Extract, exactly as written, all lines of the material below from the line that includes "Transcribe this chart's" through its last line.
────────────────────
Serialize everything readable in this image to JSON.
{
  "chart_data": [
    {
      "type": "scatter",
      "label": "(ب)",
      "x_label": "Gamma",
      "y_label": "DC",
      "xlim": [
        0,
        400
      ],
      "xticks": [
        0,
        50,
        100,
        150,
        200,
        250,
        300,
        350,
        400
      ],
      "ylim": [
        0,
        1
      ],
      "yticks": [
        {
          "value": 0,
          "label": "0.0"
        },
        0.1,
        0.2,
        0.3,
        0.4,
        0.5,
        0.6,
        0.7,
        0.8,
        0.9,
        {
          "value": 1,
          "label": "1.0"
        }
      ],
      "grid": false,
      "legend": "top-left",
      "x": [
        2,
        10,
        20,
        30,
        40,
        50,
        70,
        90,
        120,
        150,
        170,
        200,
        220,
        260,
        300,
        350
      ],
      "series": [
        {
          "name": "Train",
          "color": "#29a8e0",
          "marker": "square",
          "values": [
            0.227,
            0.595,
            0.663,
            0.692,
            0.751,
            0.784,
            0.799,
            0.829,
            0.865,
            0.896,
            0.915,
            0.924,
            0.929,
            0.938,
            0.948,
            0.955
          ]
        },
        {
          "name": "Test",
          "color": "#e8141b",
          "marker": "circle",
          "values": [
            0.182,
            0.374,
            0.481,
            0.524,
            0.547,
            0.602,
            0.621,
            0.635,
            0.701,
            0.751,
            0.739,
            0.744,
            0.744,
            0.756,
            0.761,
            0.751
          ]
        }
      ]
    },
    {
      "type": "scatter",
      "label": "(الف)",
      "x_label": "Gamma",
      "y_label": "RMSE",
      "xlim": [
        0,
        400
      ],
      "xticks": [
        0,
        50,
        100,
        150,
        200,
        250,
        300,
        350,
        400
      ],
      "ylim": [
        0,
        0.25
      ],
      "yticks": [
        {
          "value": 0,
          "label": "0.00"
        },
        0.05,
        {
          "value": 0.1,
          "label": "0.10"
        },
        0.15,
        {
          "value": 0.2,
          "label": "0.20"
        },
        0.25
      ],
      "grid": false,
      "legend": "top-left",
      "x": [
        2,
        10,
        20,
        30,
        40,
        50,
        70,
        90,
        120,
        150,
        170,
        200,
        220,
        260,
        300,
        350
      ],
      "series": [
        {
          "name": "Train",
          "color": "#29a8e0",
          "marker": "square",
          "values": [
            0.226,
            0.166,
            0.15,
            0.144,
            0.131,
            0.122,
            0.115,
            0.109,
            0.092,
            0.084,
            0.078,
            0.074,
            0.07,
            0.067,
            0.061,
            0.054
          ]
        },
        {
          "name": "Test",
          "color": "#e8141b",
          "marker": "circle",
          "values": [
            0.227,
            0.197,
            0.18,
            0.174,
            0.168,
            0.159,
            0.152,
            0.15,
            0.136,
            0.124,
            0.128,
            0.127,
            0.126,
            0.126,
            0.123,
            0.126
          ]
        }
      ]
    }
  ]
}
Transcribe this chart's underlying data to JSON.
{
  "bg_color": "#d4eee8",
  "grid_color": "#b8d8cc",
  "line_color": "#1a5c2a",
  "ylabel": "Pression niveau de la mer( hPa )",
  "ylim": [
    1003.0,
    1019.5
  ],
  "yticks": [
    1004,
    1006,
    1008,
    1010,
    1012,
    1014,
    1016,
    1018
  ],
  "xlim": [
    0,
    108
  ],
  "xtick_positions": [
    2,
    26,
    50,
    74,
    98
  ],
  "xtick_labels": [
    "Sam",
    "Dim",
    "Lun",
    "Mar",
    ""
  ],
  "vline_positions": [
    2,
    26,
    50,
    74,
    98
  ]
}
────────────────────
Response to this task:
Transcribe this chart's underlying data to JSON.
{
  "bg_color": "#d4eee8",
  "grid_color": "#b8d8cc",
  "line_color": "#1a5c2a",
  "ylabel": "Pression niveau de la mer( hPa )",
  "ylim": [
    1003.0,
    1019.5
  ],
  "yticks": [
    1004,
    1006,
    1008,
    1010,
    1012,
    1014,
    1016,
    1018
  ],
  "xlim": [
    0,
    108
  ],
  "xtick_positions": [
    2,
    26,
    50,
    74,
    98
  ],
  "xtick_labels": [
    "Sam",
    "Dim",
    "Lun",
    "Mar",
    ""
  ],
  "vline_positions": [
    2,
    26,
    50,
    74,
    98
  ]
}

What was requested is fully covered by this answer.